REQUEST 1:
Reproduce the passage of the tennis article between "Defending champion Gianni" and "achieved the feat.", inclusive, word for word.
REQUEST 2:
Select and copy each line of the records that contains the string "тәуелдік".

PROVIDED PASSAGE:
****************************************

| By New York Tennis Magazine Staff

Defending champion Gianni Ross won his opening match on Tuesday. (Photo Credit/Dave Kenas Photography)

It’s been 45 years since there’s been a repeat winner in the Boys’ 18s division at the premier junior tennis tournament in the nation. At this week’s 50th Annual Adidas Easter USTA Junior National Spring Championships, Gianni Ross is attempting to be the first to win back-to-back 18s singles titles since 1971-72 when Grey King achieved the feat.

On Tuesday, Ross opened play at the prestigious event taking place at the Indian Wells Tennis Garden with a straight-set, 7-5, 6-1, win over Palo Alto’s Conrad Russell on the same main show Court 2 where he beat former doubles partner John McNally last April for the coveted Easter Bowl title.

Ross had a wide grin on his face for a few hours after the victory on Tuesday. “This is a fun tournament for me,” he said. “I like everything: conditions, courts, balls. So I’m ready. It felt really dry for me today for some reason. I had to keep putting water on my hands. It was just so dry. Maybe because I was just coming from Carson. It was so gloomy and cold there to the hot and dry here.”

Ross played in the Carson International Spring Championships singles final on Sunday falling to Alexandre Rotsaert of Boca Raton, Fla., the No. 9 Easter Bowl ITF seed and another straight-set winner on Tuesday.

“I was depressed for a day, but you can’t ask for more than a final,” Ross said. “So I’m happy and I hope I can do just as well here.”

Ross was told there had only been one repeat boys’ 18s winner in the 50-year history of the tournament and was asked if he felt pressure. “No,” Ross said emphatically. “I shouldn’t feel pressure. There’s pressure to win every win match. So why should this week be any different.”

He said winning the Easter Bowl last year made his name a little more well-known. “Winning last year was great,” said Ross, who suffered an illness that kept him off the court during the summer. “If I could get back and do it twice, that would be amazing. It was important for my last year to win this last year.”

****************************************

(Bounding box annotations)
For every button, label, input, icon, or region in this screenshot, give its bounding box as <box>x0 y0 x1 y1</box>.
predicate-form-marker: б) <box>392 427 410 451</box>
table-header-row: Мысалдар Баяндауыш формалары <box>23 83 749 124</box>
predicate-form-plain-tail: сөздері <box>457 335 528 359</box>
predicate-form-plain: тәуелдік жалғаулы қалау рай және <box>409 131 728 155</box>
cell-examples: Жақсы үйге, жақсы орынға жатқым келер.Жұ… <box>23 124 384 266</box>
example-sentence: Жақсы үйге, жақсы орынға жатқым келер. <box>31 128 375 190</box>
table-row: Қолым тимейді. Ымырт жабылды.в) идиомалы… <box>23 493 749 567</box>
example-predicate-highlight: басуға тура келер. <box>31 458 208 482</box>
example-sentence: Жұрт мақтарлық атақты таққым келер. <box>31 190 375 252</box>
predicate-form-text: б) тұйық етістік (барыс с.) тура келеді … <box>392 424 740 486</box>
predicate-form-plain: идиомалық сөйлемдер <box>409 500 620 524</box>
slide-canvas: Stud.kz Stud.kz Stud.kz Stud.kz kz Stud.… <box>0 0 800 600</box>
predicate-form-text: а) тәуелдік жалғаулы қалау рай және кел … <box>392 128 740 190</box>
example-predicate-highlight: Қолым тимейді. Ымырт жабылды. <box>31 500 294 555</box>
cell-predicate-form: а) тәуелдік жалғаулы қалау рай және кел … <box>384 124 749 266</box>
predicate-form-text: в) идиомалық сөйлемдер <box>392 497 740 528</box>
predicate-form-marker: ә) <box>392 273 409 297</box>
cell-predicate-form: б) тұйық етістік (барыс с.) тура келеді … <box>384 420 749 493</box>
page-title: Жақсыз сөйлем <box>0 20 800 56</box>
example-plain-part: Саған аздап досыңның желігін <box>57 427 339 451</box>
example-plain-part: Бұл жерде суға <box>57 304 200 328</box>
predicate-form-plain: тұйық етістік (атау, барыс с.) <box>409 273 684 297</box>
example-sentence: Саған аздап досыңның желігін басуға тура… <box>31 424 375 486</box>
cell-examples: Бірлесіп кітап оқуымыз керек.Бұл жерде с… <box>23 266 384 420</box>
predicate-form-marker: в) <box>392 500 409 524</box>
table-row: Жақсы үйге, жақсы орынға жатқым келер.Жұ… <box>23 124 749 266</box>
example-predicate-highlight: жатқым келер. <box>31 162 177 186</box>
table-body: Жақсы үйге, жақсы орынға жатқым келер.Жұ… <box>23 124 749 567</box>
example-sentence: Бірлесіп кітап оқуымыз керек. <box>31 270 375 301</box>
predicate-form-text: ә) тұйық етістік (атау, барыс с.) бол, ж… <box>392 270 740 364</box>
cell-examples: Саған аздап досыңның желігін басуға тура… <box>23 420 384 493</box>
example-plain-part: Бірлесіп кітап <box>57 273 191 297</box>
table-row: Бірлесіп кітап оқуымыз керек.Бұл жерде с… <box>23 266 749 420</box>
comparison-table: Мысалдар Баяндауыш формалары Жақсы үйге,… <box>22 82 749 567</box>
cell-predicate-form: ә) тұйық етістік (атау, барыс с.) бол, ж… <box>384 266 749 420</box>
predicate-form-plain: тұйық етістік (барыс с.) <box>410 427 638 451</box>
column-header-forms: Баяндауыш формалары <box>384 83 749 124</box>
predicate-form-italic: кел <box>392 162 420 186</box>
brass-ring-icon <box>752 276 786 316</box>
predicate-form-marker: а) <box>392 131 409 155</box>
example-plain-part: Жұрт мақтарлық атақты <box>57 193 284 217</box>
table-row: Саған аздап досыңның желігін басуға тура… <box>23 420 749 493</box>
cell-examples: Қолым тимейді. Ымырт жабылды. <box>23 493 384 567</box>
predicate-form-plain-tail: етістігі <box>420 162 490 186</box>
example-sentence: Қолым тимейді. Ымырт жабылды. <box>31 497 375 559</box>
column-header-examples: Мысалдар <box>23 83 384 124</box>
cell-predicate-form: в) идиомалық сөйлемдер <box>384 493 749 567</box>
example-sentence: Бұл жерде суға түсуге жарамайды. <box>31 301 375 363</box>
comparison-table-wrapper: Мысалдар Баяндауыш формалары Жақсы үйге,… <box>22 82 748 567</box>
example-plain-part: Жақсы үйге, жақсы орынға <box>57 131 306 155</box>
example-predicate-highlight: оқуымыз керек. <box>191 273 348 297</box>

****************************************

FULL SOLUTION 1:
Defending champion Gianni Ross won his opening match on Tuesday. (Photo Credit/Dave Kenas Photography)

It’s been 45 years since there’s been a repeat winner in the Boys’ 18s division at the premier junior tennis tournament in the nation. At this week’s 50th Annual Adidas Easter USTA Junior National Spring Championships, Gianni Ross is attempting to be the first to win back-to-back 18s singles titles since 1971-72 when Grey King achieved the feat.

FULL SOLUTION 2:
predicate-form-plain: тәуелдік жалғаулы қалау рай және <box>409 131 728 155</box>
predicate-form-text: а) тәуелдік жалғаулы қалау рай және кел … <box>392 128 740 190</box>
cell-predicate-form: а) тәуелдік жалғаулы қалау рай және кел … <box>384 124 749 266</box>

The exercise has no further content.